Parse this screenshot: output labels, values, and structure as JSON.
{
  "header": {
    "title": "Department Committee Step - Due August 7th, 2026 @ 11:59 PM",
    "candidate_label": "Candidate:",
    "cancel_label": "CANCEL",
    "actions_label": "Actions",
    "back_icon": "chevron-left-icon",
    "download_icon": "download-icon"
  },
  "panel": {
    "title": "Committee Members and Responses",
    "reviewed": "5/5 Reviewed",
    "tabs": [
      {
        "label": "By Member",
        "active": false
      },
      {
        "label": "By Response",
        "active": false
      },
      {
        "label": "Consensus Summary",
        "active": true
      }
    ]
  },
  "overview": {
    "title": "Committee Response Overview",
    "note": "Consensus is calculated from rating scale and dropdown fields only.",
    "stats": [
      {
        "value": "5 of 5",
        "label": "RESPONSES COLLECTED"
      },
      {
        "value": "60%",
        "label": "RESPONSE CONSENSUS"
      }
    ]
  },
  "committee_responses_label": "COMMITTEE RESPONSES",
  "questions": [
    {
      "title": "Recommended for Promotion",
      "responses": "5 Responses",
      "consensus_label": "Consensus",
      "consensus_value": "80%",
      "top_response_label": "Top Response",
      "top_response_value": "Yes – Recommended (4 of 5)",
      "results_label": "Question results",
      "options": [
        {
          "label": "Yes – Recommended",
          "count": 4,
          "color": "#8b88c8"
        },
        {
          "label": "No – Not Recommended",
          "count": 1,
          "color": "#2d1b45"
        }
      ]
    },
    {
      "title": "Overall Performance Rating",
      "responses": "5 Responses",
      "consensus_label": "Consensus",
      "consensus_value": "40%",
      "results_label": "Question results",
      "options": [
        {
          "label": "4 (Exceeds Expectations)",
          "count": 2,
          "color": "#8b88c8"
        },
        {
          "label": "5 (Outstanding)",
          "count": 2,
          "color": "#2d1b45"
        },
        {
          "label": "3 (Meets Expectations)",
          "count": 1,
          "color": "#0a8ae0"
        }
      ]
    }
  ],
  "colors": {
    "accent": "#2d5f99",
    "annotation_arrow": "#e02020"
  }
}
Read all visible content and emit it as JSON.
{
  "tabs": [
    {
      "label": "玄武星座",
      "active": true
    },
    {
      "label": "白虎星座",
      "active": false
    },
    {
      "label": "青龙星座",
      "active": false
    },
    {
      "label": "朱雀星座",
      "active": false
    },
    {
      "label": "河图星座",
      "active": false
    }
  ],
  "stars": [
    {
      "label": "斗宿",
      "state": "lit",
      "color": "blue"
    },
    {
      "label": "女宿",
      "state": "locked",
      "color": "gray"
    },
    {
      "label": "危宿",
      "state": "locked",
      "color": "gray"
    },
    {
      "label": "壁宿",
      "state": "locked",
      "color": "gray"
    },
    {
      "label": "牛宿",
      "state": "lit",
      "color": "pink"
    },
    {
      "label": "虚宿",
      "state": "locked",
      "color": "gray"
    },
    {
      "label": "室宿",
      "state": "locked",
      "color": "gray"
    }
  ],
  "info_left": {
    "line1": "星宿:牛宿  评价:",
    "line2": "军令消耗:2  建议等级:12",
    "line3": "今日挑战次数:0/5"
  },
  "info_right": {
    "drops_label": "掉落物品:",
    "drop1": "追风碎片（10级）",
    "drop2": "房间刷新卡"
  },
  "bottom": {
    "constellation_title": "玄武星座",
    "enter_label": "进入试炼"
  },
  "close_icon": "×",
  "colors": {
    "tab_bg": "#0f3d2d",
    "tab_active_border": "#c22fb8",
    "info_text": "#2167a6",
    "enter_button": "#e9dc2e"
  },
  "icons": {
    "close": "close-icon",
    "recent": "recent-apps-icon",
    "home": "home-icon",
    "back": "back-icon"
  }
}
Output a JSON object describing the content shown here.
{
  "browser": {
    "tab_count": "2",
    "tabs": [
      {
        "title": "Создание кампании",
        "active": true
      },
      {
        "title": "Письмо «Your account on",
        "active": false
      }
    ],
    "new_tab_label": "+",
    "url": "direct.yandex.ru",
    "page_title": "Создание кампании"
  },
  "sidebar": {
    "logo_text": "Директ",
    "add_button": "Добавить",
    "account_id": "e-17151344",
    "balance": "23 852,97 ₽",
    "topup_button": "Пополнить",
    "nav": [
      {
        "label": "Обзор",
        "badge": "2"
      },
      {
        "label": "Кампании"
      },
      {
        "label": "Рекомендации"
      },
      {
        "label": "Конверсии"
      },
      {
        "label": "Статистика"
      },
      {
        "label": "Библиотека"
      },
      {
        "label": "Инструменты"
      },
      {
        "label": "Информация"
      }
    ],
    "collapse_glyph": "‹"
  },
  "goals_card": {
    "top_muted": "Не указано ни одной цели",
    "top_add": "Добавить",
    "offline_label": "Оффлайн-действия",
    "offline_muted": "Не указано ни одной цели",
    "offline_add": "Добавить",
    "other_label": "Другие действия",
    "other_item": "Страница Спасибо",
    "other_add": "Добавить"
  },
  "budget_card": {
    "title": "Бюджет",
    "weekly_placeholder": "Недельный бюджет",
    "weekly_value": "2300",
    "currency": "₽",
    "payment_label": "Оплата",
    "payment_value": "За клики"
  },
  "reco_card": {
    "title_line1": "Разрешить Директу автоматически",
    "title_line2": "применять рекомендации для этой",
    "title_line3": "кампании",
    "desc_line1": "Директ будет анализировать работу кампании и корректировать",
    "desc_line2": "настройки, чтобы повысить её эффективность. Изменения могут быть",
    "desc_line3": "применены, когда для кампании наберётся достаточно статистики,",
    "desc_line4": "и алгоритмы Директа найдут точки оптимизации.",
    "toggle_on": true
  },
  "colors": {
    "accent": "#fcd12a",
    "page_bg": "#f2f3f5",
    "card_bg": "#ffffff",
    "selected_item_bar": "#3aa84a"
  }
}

◆ ◆ ◆ ◆ ◆ ◆ ◆

WHAT YOU ARE ASKED TO DO —
Of the lines in the listing, how many hold the word "Expectations"? Nothing but the number is needed.

OUTPUT FOR THIS EXERCISE —
2